Tarefa - Apresente em uma tabela Markdown, com as colunas "Nº" e "Linha", as linhas da listagem desde o início até a linha que contém "table-cell-text: ended-session — [454, 316, 551, 334]", inclusive. Omita as linhas em branco.

Dados fornecidos -
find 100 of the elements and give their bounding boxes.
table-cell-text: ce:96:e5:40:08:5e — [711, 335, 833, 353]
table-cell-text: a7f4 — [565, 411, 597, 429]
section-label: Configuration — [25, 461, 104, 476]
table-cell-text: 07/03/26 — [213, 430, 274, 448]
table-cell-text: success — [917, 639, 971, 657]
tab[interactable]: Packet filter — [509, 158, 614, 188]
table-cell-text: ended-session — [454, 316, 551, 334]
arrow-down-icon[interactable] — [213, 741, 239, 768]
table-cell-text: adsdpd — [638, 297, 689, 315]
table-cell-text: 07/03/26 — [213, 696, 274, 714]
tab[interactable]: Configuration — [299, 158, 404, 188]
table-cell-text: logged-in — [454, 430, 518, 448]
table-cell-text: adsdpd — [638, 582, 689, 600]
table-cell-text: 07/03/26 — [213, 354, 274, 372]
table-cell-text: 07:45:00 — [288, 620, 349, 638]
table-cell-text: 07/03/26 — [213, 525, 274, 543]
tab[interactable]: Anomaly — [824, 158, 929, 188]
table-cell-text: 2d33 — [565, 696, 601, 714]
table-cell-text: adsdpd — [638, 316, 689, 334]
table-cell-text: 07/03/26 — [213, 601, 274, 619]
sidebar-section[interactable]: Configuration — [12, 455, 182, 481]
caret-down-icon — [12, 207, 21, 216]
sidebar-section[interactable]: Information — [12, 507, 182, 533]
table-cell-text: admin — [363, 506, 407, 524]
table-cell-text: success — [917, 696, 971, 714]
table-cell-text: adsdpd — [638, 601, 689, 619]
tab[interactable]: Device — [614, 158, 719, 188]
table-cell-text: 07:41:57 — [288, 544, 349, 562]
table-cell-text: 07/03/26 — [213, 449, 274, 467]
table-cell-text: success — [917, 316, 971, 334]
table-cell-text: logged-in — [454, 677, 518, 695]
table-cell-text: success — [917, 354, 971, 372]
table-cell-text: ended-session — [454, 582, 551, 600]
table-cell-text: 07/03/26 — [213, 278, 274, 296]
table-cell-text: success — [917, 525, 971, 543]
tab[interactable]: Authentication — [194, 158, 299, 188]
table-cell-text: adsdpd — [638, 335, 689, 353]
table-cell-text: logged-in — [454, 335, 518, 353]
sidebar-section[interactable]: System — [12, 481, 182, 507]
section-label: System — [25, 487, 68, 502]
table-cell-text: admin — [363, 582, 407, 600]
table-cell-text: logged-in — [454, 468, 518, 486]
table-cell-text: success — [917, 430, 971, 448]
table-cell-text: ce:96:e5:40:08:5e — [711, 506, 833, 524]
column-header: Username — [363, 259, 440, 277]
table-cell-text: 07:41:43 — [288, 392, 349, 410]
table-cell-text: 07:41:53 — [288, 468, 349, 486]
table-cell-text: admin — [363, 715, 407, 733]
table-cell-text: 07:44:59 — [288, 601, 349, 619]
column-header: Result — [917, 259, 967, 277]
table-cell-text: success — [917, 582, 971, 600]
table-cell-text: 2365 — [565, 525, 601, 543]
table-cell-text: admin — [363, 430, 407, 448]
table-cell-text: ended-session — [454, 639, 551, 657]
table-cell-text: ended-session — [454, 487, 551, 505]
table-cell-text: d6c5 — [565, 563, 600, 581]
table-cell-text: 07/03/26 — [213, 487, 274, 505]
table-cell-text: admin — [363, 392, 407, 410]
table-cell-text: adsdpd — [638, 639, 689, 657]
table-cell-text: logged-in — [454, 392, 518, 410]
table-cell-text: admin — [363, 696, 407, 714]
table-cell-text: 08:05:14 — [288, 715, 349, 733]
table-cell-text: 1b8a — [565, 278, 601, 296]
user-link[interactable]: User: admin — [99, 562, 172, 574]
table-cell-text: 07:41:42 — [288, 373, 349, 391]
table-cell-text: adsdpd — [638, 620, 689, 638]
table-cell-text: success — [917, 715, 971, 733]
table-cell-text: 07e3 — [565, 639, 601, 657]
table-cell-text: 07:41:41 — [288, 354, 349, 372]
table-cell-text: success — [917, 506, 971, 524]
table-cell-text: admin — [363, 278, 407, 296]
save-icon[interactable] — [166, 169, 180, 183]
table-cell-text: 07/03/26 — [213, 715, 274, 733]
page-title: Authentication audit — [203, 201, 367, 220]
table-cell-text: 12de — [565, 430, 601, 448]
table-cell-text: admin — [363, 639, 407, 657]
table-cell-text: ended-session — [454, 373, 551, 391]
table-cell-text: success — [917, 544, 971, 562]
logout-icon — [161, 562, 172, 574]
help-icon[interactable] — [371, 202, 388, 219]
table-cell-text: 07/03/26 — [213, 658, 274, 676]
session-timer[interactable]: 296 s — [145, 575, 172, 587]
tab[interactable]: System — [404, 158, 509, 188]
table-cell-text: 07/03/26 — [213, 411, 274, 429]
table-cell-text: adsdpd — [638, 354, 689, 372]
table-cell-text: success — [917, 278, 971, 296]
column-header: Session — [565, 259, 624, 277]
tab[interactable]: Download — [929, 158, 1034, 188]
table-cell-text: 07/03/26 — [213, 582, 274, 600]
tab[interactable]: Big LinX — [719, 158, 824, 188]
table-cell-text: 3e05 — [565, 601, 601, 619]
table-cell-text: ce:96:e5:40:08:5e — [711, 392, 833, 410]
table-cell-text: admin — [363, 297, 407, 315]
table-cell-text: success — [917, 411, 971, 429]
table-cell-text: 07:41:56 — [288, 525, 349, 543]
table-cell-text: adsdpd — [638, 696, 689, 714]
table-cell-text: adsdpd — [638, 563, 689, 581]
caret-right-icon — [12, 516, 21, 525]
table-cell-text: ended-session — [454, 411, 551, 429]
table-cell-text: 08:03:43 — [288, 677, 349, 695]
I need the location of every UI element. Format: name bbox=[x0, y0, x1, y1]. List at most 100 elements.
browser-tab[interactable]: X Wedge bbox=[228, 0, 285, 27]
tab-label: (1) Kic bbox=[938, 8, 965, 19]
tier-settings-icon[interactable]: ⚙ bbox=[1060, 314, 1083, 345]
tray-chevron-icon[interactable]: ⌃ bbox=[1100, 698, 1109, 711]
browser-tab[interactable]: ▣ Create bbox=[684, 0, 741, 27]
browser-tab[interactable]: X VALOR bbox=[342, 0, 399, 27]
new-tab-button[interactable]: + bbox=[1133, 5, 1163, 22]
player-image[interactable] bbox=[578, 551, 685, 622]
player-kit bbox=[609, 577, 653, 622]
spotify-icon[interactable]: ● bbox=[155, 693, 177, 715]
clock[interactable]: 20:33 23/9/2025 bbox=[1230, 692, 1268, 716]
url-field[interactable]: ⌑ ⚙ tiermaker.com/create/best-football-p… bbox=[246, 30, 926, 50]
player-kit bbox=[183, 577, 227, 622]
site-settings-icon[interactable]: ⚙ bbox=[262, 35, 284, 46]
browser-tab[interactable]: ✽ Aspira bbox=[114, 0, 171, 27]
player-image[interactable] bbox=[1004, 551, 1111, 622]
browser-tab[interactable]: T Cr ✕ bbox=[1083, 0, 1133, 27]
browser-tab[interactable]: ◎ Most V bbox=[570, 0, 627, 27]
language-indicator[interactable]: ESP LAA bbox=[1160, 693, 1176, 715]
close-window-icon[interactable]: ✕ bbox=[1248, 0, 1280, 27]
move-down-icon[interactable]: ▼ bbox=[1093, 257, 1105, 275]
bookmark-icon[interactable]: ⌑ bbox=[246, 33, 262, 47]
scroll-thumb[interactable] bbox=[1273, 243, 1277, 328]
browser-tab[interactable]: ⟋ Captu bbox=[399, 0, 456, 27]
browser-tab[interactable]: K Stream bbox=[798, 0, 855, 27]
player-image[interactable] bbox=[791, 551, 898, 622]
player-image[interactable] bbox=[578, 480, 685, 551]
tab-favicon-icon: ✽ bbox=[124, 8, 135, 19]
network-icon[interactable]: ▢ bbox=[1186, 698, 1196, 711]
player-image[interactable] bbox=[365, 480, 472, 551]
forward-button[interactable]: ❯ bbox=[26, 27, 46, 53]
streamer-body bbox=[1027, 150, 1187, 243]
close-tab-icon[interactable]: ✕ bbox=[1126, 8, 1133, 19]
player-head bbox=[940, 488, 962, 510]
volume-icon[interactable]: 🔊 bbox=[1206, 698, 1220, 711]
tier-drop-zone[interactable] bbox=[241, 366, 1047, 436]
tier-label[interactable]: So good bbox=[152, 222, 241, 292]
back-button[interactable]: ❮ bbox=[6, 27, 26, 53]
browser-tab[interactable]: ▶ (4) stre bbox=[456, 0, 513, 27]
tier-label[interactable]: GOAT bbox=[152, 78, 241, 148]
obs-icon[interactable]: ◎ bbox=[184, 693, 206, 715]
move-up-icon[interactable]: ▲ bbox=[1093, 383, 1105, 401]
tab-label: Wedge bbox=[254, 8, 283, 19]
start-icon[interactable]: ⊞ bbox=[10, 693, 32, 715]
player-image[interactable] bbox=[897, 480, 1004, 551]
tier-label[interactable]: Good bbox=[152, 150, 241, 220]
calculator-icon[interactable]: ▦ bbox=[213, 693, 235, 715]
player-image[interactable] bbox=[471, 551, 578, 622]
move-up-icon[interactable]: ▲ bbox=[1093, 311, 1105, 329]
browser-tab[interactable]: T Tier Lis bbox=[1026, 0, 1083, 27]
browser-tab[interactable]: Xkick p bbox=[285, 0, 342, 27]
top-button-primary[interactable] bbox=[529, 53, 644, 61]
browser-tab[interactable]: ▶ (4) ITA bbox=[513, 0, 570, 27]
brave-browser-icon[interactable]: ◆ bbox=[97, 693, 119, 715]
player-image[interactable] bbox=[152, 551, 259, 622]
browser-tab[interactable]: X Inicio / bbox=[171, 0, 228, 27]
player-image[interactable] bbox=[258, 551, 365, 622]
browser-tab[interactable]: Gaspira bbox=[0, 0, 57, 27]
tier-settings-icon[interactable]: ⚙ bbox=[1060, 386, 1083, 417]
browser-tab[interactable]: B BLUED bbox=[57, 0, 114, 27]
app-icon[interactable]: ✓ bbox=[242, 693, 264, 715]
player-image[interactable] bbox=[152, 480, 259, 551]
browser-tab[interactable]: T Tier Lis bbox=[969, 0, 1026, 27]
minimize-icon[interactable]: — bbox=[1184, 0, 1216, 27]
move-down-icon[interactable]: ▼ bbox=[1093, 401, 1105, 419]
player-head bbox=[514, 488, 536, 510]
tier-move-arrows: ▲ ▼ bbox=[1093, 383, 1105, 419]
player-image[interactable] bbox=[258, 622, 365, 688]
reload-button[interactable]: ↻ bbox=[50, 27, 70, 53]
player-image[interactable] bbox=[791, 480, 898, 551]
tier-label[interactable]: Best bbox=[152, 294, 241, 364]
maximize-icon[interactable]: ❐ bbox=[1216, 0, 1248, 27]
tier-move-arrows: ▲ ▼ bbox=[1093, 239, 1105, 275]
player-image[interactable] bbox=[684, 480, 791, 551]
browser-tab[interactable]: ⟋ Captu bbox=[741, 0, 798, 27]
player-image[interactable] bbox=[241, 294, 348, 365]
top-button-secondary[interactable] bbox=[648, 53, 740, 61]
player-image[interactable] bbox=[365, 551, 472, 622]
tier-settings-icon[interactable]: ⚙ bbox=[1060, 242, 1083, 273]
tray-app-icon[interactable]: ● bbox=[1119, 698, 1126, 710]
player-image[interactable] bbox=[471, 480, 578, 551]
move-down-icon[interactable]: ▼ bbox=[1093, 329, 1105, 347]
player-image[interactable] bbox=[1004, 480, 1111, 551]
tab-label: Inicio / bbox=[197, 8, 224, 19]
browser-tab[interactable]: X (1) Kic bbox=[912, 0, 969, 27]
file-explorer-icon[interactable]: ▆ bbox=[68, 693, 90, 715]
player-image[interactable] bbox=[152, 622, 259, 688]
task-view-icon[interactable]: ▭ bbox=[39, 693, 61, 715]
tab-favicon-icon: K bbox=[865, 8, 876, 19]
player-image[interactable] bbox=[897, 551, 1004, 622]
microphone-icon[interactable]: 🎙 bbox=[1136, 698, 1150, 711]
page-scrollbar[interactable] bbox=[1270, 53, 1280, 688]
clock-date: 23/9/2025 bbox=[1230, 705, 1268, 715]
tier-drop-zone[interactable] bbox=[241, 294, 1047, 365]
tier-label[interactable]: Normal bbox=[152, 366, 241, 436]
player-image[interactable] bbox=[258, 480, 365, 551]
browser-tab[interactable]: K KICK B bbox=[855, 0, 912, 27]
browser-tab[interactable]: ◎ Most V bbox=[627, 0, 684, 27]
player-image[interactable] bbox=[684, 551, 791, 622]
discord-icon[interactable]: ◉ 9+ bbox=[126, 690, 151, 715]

Resposta completa -
| Nº | Linha |
|---|---|
| 1 | find 100 of the elements and give their bounding boxes. |
| 2 | table-cell-text: ce:96:e5:40:08:5e — [711, 335, 833, 353] |
| 3 | table-cell-text: a7f4 — [565, 411, 597, 429] |
| 4 | section-label: Configuration — [25, 461, 104, 476] |
| 5 | table-cell-text: 07/03/26 — [213, 430, 274, 448] |
| 6 | table-cell-text: success — [917, 639, 971, 657] |
| 7 | tab[interactable]: Packet filter — [509, 158, 614, 188] |
| 8 | table-cell-text: ended-session — [454, 316, 551, 334] |